┌──

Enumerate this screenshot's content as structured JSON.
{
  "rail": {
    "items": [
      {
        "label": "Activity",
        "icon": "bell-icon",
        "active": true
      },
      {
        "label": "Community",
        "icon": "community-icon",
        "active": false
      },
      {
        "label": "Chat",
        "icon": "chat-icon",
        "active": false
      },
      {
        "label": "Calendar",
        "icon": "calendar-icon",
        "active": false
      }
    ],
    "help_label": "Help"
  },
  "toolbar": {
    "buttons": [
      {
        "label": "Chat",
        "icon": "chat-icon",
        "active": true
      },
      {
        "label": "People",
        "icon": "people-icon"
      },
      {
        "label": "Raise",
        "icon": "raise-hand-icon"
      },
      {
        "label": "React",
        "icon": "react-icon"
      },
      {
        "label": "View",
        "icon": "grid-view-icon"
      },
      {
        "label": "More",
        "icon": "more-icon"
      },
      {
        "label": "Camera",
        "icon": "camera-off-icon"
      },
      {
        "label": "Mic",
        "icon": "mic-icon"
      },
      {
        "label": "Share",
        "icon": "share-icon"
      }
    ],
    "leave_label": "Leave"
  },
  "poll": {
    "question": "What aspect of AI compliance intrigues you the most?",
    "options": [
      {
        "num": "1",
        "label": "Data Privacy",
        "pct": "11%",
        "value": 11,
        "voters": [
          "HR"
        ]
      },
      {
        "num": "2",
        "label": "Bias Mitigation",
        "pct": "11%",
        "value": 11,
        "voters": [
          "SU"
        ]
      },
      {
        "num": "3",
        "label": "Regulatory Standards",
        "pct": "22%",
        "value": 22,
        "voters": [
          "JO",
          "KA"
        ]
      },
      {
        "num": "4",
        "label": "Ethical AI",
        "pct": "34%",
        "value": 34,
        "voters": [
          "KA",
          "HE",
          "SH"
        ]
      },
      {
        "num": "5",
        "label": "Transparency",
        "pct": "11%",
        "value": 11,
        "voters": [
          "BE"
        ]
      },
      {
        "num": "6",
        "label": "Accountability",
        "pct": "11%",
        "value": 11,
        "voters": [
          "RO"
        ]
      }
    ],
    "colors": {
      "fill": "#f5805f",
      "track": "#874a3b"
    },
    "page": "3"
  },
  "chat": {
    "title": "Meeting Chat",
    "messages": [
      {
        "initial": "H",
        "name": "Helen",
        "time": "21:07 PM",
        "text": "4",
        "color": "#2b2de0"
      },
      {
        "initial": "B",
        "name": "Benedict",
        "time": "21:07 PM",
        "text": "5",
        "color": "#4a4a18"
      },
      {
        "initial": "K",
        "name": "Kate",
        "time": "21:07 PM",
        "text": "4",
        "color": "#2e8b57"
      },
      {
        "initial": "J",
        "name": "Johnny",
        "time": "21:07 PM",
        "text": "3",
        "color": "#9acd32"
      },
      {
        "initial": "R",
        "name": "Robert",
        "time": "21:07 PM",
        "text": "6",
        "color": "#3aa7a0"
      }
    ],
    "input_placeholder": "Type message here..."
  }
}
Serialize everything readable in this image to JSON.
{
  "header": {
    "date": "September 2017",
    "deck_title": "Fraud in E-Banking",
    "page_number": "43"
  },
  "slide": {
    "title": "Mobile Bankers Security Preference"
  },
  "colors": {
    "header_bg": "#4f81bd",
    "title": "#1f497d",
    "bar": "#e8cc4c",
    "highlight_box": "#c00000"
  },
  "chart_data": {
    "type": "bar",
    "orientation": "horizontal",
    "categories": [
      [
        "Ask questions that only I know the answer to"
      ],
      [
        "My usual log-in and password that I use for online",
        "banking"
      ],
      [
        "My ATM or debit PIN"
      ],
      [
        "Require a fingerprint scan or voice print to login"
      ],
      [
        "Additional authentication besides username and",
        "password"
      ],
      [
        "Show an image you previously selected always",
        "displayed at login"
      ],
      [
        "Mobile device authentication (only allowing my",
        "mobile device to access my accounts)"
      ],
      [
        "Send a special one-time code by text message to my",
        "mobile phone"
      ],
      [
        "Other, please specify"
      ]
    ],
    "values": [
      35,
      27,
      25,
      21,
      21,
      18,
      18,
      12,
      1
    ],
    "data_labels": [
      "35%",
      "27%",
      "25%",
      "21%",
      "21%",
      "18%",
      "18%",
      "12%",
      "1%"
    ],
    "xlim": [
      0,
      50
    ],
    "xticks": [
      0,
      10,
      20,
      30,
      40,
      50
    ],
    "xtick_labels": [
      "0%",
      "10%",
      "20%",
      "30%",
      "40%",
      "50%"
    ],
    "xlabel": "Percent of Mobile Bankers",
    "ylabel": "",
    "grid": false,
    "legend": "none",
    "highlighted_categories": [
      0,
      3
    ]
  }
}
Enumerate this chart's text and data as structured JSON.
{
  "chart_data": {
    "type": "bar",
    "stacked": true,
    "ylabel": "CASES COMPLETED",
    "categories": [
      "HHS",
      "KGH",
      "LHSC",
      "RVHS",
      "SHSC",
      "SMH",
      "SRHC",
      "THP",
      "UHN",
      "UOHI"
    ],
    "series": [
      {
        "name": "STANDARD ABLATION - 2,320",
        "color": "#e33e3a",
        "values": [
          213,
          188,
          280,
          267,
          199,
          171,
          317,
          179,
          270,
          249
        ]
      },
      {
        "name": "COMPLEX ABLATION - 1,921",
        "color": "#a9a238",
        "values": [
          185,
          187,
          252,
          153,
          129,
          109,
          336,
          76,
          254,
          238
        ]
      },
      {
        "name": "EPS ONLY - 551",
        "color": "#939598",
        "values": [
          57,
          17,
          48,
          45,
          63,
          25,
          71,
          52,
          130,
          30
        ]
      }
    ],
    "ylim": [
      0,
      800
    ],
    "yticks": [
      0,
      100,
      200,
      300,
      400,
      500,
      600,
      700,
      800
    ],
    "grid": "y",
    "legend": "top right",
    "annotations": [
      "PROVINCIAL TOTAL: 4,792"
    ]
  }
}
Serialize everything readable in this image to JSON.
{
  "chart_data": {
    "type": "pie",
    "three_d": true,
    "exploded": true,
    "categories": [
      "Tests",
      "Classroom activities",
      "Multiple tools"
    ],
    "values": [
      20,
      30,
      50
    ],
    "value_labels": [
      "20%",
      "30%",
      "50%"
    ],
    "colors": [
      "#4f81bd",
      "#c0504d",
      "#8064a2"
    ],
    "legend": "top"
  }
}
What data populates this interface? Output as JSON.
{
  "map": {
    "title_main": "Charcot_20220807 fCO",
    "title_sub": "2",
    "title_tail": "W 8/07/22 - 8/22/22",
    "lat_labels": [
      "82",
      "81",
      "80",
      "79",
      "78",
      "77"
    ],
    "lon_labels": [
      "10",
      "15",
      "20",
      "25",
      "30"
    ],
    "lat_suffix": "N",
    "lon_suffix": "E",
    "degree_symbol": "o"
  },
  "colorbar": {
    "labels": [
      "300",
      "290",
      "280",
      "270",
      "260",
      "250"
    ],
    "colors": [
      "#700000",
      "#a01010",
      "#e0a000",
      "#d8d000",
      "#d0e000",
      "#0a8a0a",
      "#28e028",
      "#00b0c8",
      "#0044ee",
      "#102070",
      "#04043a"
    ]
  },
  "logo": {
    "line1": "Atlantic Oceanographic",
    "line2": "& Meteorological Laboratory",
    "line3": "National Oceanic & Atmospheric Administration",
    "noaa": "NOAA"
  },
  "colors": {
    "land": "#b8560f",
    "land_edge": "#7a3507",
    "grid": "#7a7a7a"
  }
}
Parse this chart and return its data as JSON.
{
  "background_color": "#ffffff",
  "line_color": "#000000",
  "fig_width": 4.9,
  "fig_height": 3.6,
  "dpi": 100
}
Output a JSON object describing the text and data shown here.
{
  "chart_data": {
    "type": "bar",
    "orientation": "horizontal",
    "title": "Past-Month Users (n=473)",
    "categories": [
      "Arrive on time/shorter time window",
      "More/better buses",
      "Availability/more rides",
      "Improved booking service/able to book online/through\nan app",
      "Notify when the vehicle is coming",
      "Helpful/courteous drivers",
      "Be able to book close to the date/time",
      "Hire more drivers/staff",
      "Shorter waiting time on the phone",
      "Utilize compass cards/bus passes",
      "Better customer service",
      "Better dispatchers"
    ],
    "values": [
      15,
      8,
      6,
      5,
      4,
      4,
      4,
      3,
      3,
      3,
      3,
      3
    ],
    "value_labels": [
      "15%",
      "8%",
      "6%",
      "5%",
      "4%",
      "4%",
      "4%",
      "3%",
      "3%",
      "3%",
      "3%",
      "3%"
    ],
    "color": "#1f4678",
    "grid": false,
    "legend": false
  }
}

└──

# BRIEF
Report each line of the material above where the word "online" appears.

# TASK RESULT
        "My usual log-in and password that I use for online",
      "Improved booking service/able to book online/through\nan app",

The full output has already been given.